- [Problem requirements]:
Please gather each line in the items below that contains the word "triangle". Case counts.
::::
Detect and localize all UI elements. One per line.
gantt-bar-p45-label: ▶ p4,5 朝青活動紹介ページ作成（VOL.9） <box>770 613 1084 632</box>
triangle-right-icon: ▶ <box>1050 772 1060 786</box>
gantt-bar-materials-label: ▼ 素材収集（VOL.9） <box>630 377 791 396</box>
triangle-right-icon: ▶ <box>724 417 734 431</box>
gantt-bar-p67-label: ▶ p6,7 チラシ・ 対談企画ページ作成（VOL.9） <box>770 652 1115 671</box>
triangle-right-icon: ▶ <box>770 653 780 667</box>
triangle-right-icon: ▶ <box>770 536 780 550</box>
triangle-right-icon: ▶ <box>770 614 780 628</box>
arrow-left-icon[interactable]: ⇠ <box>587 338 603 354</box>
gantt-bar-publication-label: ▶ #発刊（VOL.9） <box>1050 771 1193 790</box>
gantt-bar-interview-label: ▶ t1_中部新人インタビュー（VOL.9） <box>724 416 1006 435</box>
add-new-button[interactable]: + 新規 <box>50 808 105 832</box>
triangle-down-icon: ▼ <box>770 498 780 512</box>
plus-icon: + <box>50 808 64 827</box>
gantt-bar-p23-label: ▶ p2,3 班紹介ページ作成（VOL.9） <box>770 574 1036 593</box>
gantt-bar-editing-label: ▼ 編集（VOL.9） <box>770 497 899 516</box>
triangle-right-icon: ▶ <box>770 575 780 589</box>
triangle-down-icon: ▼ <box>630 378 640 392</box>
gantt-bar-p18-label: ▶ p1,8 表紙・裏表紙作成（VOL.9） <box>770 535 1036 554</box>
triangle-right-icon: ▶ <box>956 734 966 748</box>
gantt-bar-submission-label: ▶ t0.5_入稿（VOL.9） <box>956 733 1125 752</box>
::::
- [Worked answer]:
triangle-right-icon: ▶ <box>1050 772 1060 786</box>
triangle-right-icon: ▶ <box>724 417 734 431</box>
triangle-right-icon: ▶ <box>770 653 780 667</box>
triangle-right-icon: ▶ <box>770 536 780 550</box>
triangle-right-icon: ▶ <box>770 614 780 628</box>
triangle-down-icon: ▼ <box>770 498 780 512</box>
triangle-right-icon: ▶ <box>770 575 780 589</box>
triangle-down-icon: ▼ <box>630 378 640 392</box>
triangle-right-icon: ▶ <box>956 734 966 748</box>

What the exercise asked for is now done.